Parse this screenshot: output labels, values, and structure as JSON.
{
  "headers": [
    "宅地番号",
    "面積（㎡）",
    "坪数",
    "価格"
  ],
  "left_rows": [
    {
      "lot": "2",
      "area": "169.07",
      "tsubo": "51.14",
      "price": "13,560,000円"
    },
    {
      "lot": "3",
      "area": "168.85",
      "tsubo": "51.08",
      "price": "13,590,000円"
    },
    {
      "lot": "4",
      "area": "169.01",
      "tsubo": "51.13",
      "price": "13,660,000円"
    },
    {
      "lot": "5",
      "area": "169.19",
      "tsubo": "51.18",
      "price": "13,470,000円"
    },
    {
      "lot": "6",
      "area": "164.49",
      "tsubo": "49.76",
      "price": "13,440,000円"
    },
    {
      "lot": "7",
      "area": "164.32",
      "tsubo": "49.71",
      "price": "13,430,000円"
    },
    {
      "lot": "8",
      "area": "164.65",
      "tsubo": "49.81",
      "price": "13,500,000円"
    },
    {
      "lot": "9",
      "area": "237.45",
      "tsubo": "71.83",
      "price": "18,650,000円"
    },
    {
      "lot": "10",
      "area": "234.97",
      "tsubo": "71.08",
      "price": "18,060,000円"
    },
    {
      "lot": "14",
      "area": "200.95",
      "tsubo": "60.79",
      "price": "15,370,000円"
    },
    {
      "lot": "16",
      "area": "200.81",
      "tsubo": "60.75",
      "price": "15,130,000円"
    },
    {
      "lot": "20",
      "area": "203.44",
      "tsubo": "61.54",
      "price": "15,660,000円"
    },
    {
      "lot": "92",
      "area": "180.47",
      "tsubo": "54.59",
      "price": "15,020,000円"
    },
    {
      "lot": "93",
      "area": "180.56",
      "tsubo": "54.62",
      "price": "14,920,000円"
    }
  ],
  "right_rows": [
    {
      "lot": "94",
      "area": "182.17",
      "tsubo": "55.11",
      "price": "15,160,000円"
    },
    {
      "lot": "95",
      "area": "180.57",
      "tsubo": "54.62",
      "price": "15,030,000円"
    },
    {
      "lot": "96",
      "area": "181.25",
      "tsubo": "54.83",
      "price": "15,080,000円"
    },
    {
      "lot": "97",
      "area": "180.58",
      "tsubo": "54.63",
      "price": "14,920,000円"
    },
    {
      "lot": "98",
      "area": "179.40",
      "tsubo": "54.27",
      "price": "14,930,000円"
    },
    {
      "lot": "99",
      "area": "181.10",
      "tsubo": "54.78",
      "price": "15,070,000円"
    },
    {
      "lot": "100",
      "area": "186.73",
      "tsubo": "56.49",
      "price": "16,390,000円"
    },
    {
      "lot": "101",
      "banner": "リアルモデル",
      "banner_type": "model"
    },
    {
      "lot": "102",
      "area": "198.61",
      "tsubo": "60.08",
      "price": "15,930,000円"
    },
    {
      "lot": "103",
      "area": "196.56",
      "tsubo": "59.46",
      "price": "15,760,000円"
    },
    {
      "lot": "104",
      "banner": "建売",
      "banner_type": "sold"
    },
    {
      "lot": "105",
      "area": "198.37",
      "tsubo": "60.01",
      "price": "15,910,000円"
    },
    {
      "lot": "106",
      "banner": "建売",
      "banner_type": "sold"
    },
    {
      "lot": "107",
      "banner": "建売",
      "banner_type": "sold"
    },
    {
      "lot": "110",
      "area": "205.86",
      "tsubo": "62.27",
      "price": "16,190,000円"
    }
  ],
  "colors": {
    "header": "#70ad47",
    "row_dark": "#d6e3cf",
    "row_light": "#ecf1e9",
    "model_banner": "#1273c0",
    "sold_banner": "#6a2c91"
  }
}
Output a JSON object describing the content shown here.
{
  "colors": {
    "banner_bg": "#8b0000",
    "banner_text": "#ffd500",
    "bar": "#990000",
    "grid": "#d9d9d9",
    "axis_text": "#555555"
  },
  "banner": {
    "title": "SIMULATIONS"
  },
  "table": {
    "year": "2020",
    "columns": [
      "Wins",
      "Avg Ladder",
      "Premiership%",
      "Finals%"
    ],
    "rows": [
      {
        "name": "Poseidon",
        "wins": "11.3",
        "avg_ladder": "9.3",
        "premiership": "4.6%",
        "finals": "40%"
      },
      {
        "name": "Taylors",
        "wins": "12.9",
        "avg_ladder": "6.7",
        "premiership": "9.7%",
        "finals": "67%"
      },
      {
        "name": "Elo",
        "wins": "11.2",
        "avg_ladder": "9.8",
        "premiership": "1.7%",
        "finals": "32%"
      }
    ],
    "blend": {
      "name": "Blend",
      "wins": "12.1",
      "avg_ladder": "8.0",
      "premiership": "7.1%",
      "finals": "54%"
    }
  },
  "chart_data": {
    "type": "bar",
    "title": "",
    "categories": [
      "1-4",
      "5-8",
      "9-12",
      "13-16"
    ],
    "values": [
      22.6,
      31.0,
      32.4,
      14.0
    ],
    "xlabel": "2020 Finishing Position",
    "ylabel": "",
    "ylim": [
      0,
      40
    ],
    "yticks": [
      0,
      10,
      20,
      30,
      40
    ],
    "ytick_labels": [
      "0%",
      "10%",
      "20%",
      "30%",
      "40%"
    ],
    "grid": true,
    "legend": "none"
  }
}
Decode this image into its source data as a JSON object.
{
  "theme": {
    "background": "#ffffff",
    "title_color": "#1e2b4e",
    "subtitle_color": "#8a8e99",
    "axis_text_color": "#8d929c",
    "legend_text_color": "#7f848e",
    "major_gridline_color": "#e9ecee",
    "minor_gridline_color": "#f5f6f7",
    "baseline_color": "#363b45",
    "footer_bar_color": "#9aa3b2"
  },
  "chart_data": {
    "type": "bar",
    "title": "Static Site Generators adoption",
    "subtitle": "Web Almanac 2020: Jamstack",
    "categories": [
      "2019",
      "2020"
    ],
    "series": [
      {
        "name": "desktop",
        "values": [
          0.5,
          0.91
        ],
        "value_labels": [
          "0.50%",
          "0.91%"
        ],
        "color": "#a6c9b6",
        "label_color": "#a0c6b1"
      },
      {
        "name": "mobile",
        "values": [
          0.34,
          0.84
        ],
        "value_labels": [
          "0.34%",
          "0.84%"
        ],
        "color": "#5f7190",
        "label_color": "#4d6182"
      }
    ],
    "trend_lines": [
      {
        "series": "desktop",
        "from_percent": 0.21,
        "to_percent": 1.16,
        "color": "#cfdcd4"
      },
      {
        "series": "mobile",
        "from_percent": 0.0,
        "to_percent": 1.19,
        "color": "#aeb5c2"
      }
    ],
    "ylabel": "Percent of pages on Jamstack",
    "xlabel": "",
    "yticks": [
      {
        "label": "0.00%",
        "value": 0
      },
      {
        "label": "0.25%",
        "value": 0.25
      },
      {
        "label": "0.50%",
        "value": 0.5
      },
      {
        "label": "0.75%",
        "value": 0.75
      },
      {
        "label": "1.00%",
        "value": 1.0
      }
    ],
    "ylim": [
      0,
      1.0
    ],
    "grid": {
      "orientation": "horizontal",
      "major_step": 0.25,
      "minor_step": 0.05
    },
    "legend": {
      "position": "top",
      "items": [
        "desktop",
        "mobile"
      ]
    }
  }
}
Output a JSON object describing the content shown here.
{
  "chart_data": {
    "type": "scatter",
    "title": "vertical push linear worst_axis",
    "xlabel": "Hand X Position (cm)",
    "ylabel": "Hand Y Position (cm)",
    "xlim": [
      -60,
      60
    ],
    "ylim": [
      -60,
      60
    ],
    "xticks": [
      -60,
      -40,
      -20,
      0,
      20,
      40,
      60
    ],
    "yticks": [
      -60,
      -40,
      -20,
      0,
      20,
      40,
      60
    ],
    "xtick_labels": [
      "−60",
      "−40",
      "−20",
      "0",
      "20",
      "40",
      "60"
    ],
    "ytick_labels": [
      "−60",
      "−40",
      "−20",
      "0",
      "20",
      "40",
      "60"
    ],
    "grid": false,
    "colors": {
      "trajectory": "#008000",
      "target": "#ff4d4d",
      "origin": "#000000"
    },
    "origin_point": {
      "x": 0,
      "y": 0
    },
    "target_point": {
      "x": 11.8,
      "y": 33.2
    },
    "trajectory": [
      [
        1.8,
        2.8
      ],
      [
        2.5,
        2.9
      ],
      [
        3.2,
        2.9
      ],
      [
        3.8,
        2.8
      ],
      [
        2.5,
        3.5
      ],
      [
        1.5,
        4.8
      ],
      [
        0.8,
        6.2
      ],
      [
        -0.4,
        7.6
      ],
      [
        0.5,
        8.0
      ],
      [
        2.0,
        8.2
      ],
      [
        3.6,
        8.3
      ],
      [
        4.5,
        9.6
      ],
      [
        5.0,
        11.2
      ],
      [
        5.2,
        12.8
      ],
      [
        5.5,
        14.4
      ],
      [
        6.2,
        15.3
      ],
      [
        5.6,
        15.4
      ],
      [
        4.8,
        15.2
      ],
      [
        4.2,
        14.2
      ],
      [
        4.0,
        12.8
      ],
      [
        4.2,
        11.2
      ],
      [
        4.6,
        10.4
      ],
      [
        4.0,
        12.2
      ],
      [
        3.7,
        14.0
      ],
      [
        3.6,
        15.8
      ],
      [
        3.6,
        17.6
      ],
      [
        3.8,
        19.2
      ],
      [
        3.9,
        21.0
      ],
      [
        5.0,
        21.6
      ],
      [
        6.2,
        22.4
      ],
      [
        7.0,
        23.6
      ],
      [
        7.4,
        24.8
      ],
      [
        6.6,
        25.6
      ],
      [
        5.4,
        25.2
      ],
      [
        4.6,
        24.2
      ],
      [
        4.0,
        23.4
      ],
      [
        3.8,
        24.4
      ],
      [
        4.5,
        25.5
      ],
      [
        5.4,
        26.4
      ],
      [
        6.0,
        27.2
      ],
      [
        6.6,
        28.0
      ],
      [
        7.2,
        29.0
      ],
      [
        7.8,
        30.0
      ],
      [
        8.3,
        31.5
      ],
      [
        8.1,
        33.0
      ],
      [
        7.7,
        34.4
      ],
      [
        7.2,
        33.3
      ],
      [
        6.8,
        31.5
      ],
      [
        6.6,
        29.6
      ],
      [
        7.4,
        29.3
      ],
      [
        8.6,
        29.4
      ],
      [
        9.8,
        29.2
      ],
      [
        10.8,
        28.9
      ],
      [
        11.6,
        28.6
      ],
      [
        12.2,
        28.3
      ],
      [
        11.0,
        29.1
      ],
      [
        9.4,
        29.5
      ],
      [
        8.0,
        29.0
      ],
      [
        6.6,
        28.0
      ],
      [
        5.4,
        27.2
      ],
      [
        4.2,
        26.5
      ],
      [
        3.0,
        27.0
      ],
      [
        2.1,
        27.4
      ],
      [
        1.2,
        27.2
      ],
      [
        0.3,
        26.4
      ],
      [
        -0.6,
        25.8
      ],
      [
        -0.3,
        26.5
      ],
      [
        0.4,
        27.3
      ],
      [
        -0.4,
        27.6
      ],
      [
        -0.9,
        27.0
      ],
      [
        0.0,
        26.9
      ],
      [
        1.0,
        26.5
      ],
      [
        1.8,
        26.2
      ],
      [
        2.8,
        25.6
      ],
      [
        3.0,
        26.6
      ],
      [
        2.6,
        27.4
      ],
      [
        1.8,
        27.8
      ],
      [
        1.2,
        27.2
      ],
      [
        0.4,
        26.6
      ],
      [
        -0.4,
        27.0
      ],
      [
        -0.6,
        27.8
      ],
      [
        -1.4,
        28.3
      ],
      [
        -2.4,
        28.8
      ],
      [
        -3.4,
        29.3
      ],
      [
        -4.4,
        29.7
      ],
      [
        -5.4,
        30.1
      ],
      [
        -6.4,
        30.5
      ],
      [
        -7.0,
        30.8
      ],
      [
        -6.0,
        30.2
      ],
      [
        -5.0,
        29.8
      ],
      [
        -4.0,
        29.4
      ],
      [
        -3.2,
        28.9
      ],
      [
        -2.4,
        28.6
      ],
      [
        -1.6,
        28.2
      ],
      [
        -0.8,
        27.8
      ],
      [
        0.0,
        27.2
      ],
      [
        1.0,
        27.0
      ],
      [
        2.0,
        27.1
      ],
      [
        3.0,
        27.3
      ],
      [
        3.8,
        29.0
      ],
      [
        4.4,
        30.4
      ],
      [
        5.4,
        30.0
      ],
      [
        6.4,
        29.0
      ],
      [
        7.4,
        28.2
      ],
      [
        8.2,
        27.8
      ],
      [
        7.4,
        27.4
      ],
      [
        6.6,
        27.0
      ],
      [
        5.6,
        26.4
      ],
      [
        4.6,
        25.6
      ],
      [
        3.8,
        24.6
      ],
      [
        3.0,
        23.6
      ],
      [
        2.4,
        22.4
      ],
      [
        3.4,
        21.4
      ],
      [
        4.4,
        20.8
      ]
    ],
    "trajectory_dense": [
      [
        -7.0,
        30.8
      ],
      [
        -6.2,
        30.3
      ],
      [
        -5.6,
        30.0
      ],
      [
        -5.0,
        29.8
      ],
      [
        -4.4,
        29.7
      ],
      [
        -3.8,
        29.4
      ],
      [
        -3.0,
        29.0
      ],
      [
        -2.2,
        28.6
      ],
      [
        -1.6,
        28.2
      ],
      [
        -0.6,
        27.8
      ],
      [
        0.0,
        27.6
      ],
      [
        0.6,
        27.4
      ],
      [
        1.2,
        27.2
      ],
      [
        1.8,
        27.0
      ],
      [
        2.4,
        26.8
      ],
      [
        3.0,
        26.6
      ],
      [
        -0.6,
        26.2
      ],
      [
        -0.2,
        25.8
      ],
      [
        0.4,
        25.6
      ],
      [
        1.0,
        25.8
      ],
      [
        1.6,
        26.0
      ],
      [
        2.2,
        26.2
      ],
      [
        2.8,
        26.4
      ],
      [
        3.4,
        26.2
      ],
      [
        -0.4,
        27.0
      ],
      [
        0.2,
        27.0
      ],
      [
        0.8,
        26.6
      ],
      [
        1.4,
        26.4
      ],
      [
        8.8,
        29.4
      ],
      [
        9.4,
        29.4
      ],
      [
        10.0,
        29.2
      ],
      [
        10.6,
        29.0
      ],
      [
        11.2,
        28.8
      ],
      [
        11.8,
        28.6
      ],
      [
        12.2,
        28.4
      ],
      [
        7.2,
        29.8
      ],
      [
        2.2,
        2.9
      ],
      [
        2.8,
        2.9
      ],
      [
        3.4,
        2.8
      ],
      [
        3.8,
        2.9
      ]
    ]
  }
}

○ ○ ○ ○ ○

• [INSTRUCTIONS FOR THE TASK]: Return each line of the data that contains the string "Jamstack".

• [RESPONSE FOR THIS EXERCISE]:
    "subtitle": "Web Almanac 2020: Jamstack",
    "ylabel": "Percent of pages on Jamstack",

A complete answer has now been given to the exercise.